▶ **Exercise**: Give the entries back exactly, dropping each image.

· · · · ·

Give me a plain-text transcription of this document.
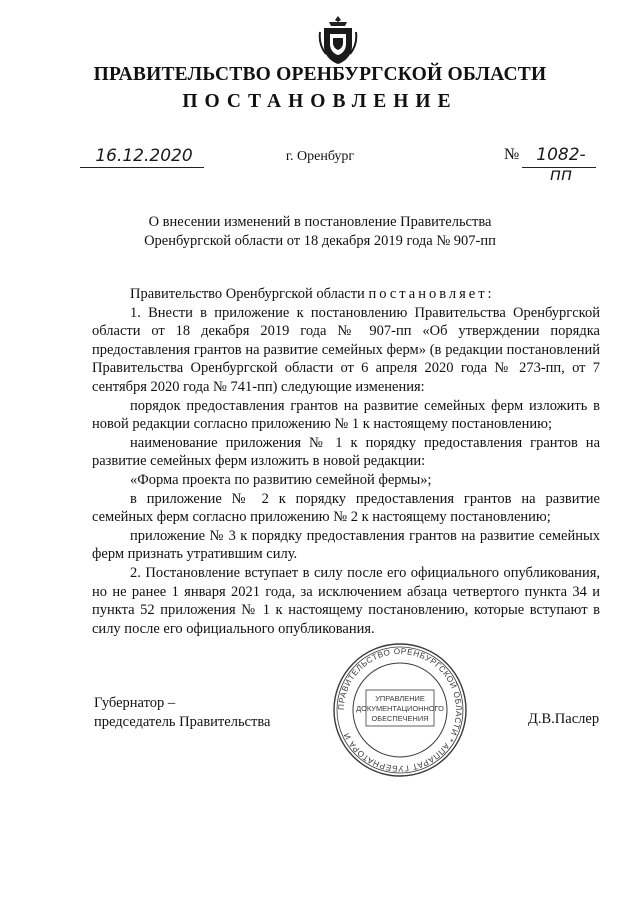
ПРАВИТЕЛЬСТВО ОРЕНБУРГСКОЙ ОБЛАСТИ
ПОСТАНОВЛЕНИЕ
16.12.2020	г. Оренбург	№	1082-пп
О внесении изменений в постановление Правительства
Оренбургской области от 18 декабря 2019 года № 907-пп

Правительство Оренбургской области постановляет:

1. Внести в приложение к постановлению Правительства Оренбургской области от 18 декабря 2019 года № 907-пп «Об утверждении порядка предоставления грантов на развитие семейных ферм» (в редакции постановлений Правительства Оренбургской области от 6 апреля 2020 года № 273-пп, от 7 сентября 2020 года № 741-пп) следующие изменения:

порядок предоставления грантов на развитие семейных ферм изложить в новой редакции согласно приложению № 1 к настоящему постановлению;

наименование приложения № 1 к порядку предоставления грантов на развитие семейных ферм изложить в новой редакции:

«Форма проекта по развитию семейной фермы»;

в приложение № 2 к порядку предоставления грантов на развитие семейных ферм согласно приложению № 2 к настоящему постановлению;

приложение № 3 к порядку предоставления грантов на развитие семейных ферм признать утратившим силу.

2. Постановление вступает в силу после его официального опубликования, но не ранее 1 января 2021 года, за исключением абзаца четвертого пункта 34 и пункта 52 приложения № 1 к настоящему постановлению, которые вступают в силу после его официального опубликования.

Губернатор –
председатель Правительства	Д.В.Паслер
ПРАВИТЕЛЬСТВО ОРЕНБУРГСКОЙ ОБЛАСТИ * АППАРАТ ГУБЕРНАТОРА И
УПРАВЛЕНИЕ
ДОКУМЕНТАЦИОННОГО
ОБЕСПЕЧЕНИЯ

· · · · ·

▶ **Output below**:
Give me a plain-text transcription of this document.
ПРАВИТЕЛЬСТВО ОРЕНБУРГСКОЙ ОБЛАСТИ
ПОСТАНОВЛЕНИЕ
16.12.2020	г. Оренбург	№	1082-пп
О внесении изменений в постановление Правительства
Оренбургской области от 18 декабря 2019 года № 907-пп

Правительство Оренбургской области постановляет:

1. Внести в приложение к постановлению Правительства Оренбургской области от 18 декабря 2019 года № 907-пп «Об утверждении порядка предоставления грантов на развитие семейных ферм» (в редакции постановлений Правительства Оренбургской области от 6 апреля 2020 года № 273-пп, от 7 сентября 2020 года № 741-пп) следующие изменения:

порядок предоставления грантов на развитие семейных ферм изложить в новой редакции согласно приложению № 1 к настоящему постановлению;

наименование приложения № 1 к порядку предоставления грантов на развитие семейных ферм изложить в новой редакции:

«Форма проекта по развитию семейной фермы»;

в приложение № 2 к порядку предоставления грантов на развитие семейных ферм согласно приложению № 2 к настоящему постановлению;

приложение № 3 к порядку предоставления грантов на развитие семейных ферм признать утратившим силу.

2. Постановление вступает в силу после его официального опубликования, но не ранее 1 января 2021 года, за исключением абзаца четвертого пункта 34 и пункта 52 приложения № 1 к настоящему постановлению, которые вступают в силу после его официального опубликования.

Губернатор –
председатель Правительства	Д.В.Паслер
ПРАВИТЕЛЬСТВО ОРЕНБУРГСКОЙ ОБЛАСТИ * АППАРАТ ГУБЕРНАТОРА И
УПРАВЛЕНИЕ
ДОКУМЕНТАЦИОННОГО
ОБЕСПЕЧЕНИЯ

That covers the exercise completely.